The request
Write out the entries verbatim and leave the images out of the copy.
start Records shown
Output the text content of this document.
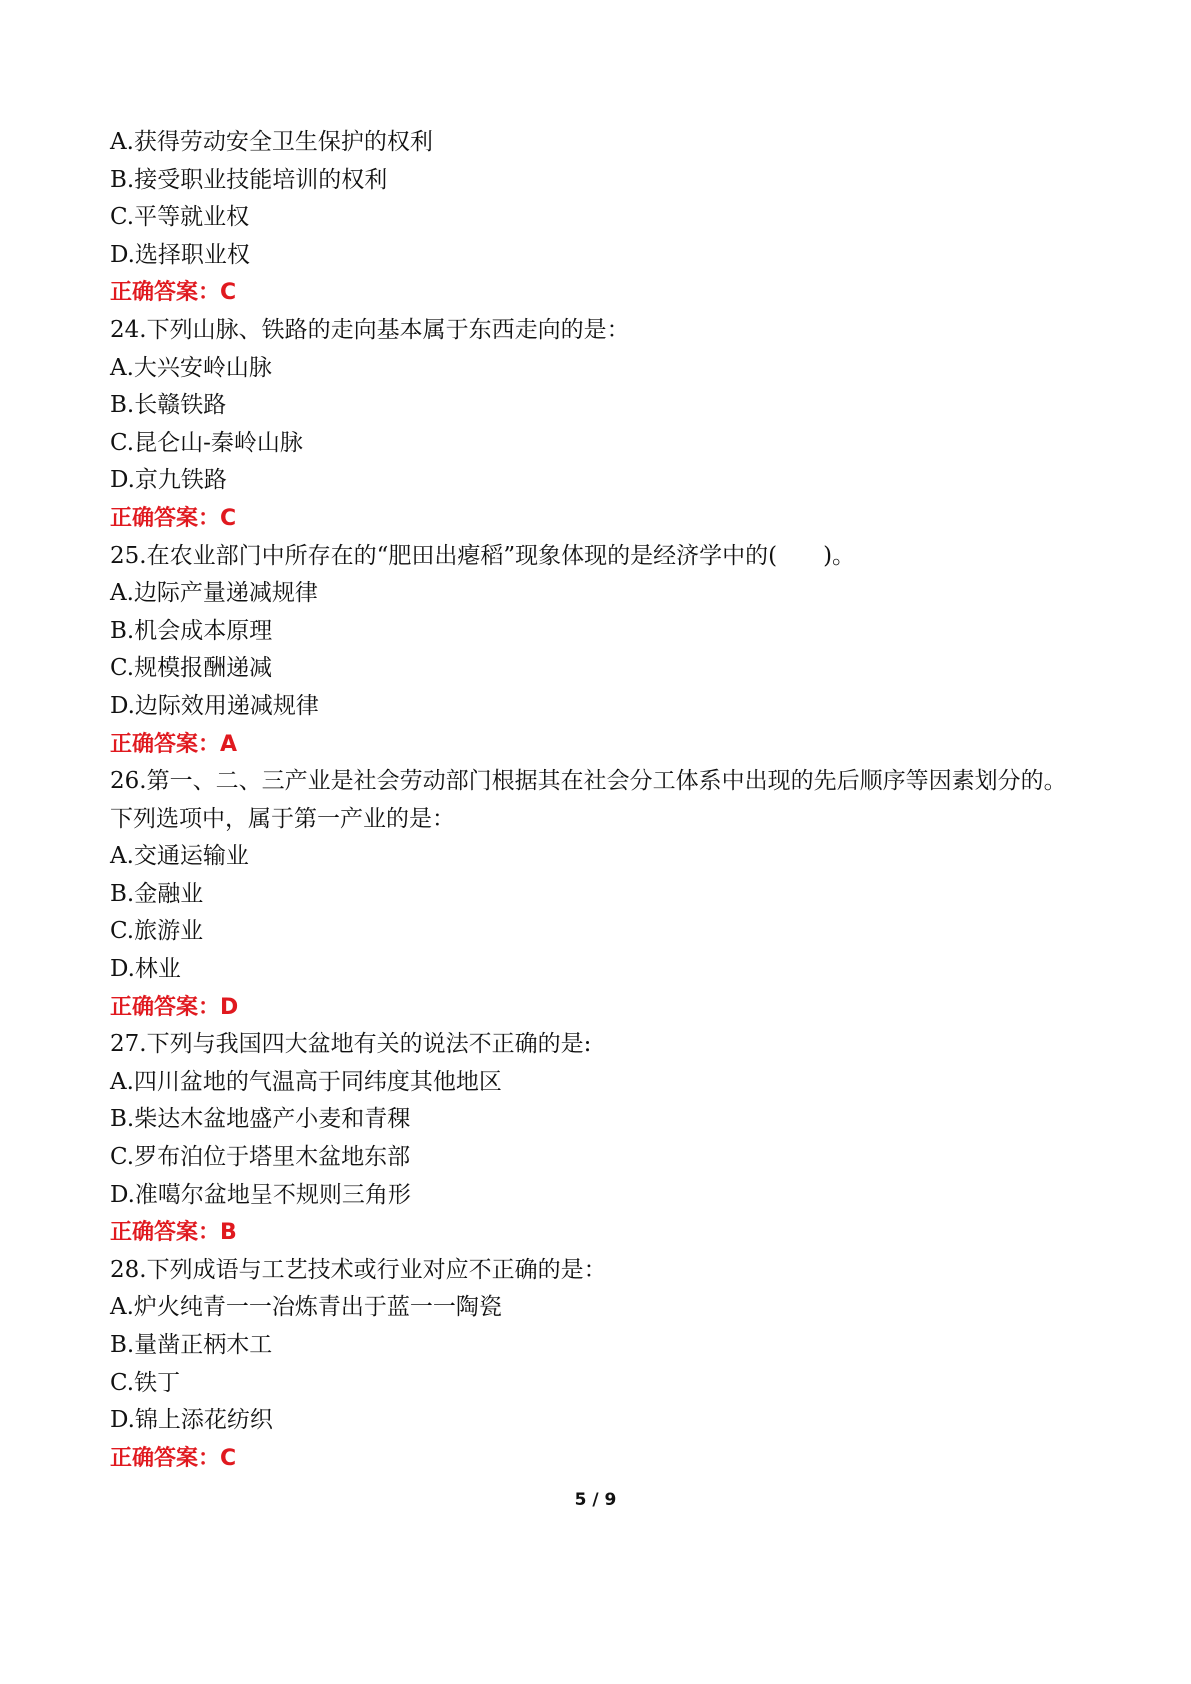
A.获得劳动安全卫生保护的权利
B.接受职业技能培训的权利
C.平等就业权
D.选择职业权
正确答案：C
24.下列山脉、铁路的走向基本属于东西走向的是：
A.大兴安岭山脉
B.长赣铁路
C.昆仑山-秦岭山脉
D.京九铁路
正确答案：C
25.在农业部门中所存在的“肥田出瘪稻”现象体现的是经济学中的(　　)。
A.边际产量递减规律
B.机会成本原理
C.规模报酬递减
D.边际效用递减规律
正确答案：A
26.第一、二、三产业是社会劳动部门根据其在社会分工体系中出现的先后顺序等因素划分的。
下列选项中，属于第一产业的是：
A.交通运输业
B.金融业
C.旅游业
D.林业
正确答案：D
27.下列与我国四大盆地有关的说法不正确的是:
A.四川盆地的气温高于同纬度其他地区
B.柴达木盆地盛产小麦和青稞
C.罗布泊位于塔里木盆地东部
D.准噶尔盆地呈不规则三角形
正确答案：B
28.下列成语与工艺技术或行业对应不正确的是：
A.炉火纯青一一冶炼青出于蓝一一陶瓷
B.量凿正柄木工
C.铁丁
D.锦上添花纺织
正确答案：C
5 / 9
end Records shown
Solution
Output the text content of this document.
A.获得劳动安全卫生保护的权利
B.接受职业技能培训的权利
C.平等就业权
D.选择职业权
正确答案：C
24.下列山脉、铁路的走向基本属于东西走向的是：
A.大兴安岭山脉
B.长赣铁路
C.昆仑山-秦岭山脉
D.京九铁路
正确答案：C
25.在农业部门中所存在的“肥田出瘪稻”现象体现的是经济学中的(　　)。
A.边际产量递减规律
B.机会成本原理
C.规模报酬递减
D.边际效用递减规律
正确答案：A
26.第一、二、三产业是社会劳动部门根据其在社会分工体系中出现的先后顺序等因素划分的。
下列选项中，属于第一产业的是：
A.交通运输业
B.金融业
C.旅游业
D.林业
正确答案：D
27.下列与我国四大盆地有关的说法不正确的是:
A.四川盆地的气温高于同纬度其他地区
B.柴达木盆地盛产小麦和青稞
C.罗布泊位于塔里木盆地东部
D.准噶尔盆地呈不规则三角形
正确答案：B
28.下列成语与工艺技术或行业对应不正确的是：
A.炉火纯青一一冶炼青出于蓝一一陶瓷
B.量凿正柄木工
C.铁丁
D.锦上添花纺织
正确答案：C
5 / 9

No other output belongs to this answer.